Problem
Omit all pictures and give the records below again exactly as written.

☆ ☆ ☆

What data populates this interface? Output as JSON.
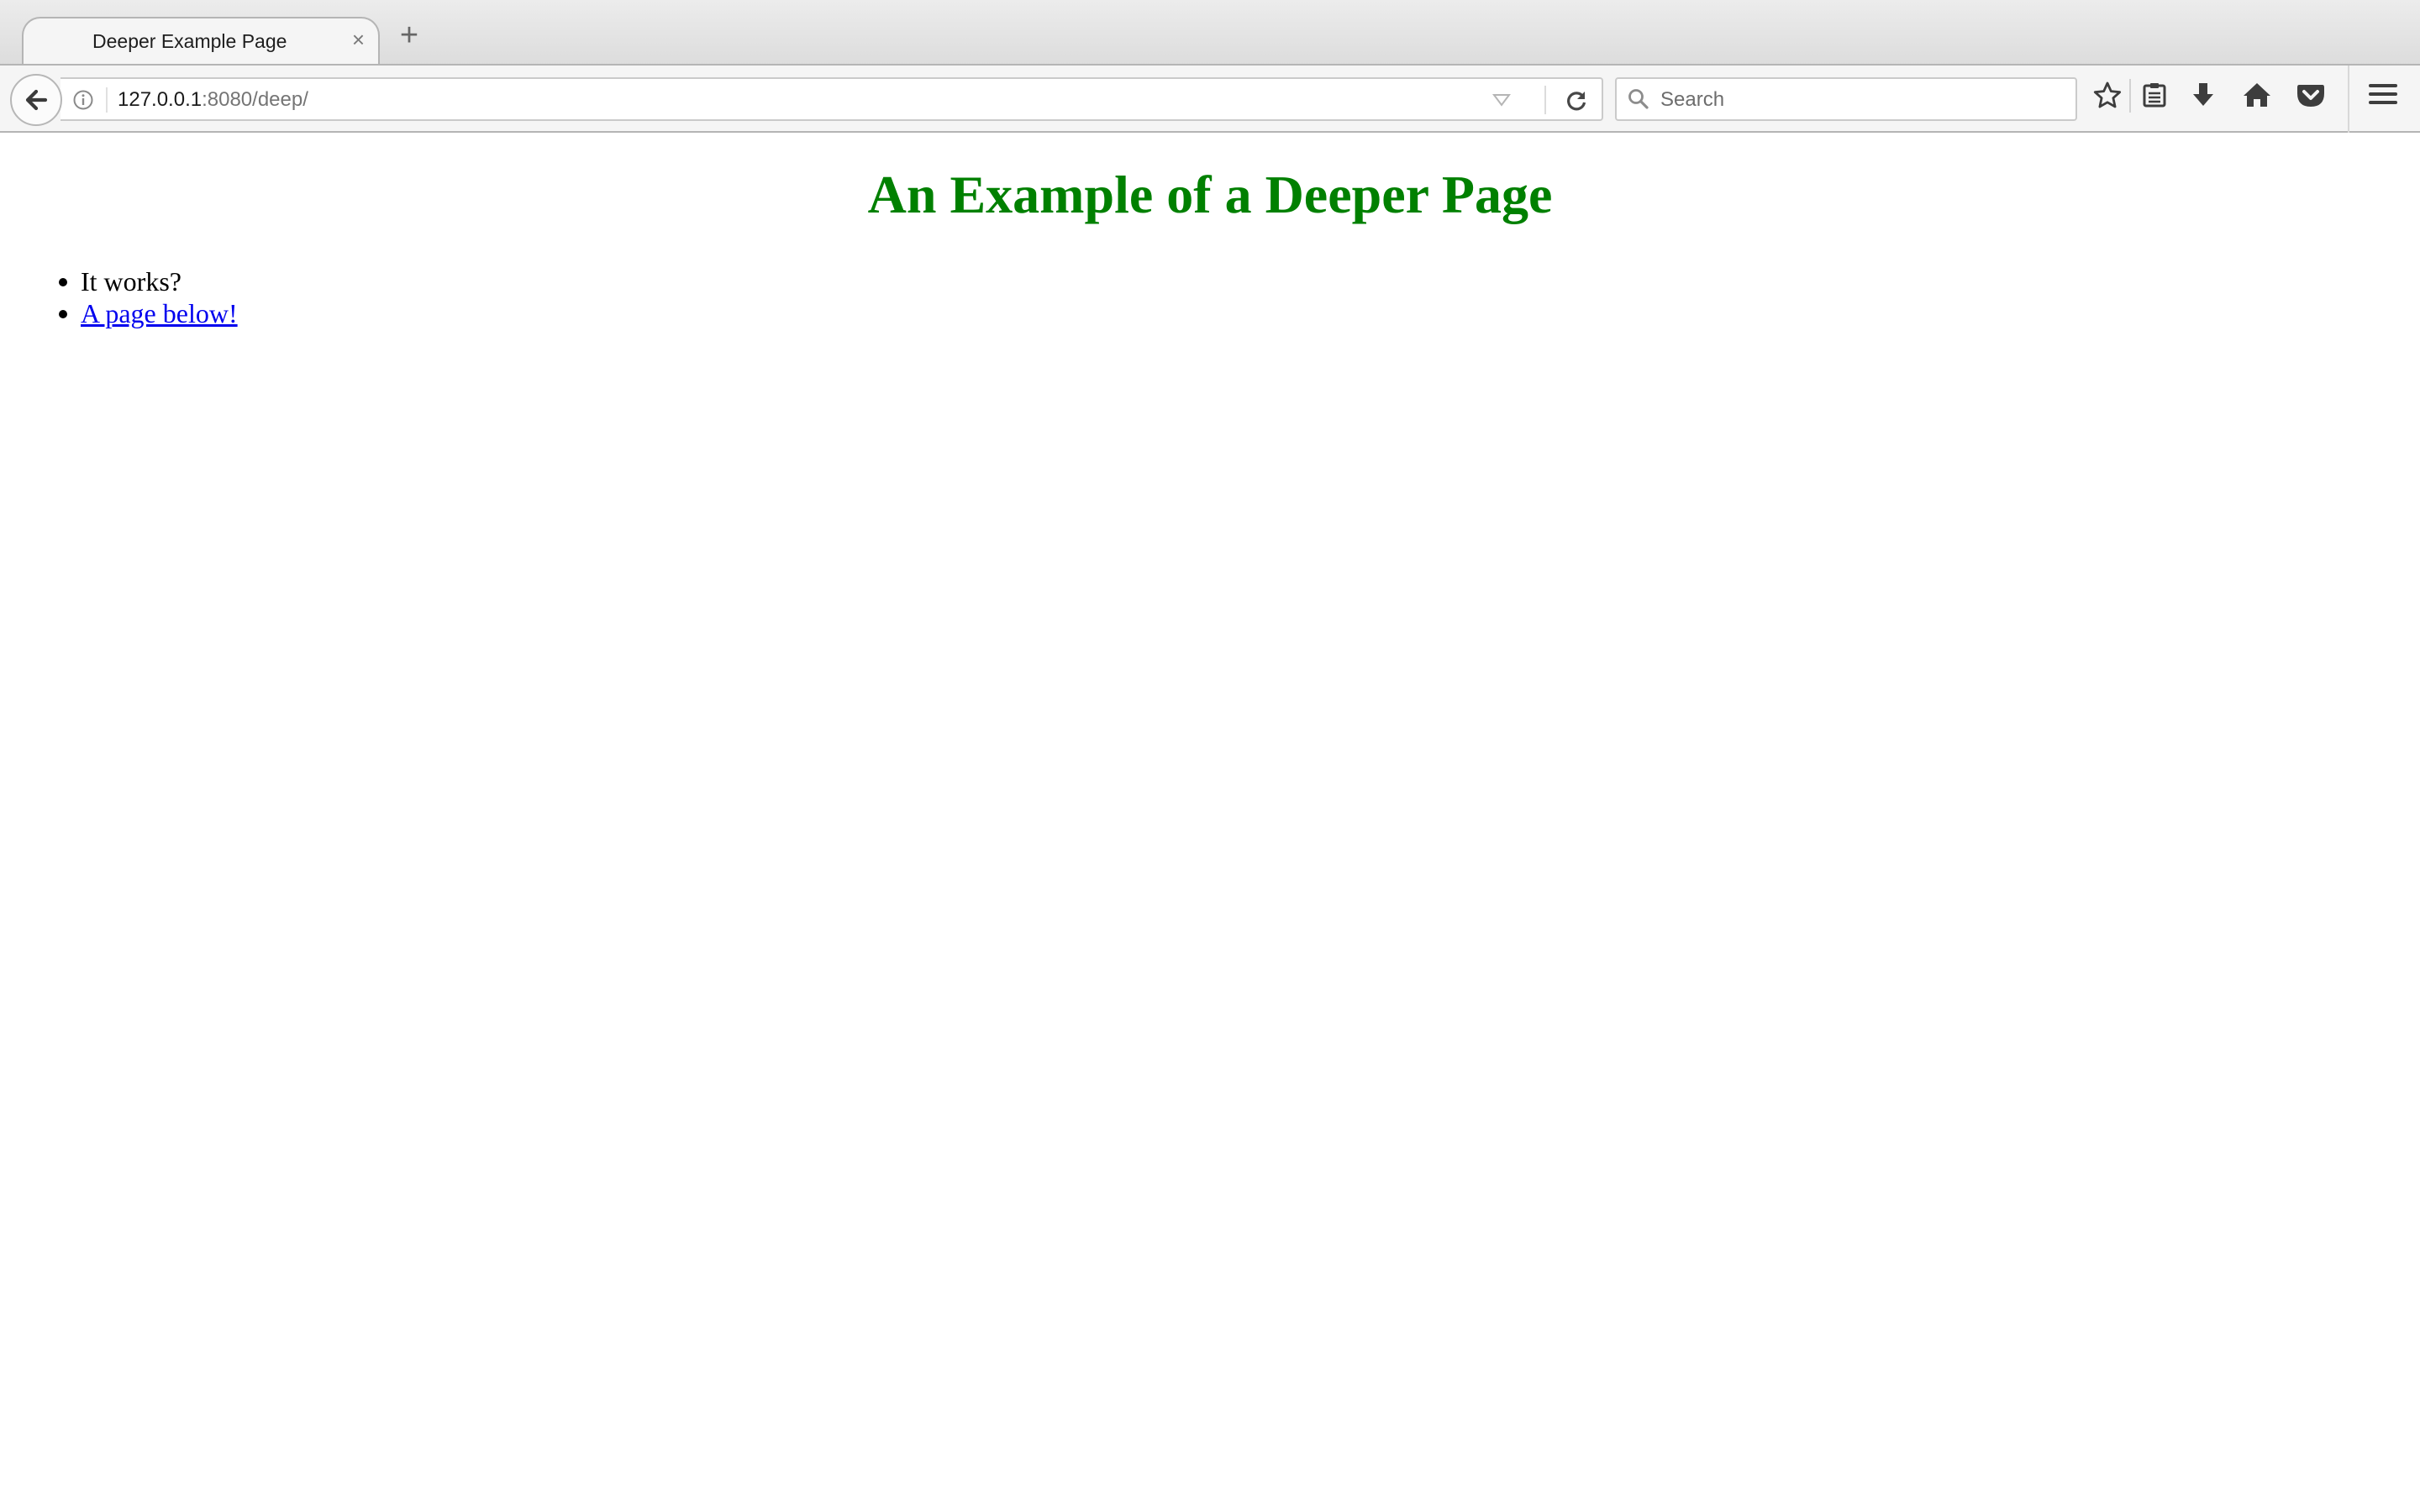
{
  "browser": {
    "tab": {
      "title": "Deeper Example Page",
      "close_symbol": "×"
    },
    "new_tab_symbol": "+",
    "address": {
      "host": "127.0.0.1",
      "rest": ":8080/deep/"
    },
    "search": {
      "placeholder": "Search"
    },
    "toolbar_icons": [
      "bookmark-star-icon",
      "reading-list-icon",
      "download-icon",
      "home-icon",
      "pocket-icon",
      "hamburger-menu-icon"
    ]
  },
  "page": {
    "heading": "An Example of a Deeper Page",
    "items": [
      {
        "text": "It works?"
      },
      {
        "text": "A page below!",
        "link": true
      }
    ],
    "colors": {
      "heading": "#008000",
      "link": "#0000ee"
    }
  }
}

☆ ☆ ☆

Written answer
What data populates this interface? Output as JSON.
{
  "browser": {
    "tab": {
      "title": "Deeper Example Page",
      "close_symbol": "×"
    },
    "new_tab_symbol": "+",
    "address": {
      "host": "127.0.0.1",
      "rest": ":8080/deep/"
    },
    "search": {
      "placeholder": "Search"
    },
    "toolbar_icons": [
      "bookmark-star-icon",
      "reading-list-icon",
      "download-icon",
      "home-icon",
      "pocket-icon",
      "hamburger-menu-icon"
    ]
  },
  "page": {
    "heading": "An Example of a Deeper Page",
    "items": [
      {
        "text": "It works?"
      },
      {
        "text": "A page below!",
        "link": true
      }
    ],
    "colors": {
      "heading": "#008000",
      "link": "#0000ee"
    }
  }
}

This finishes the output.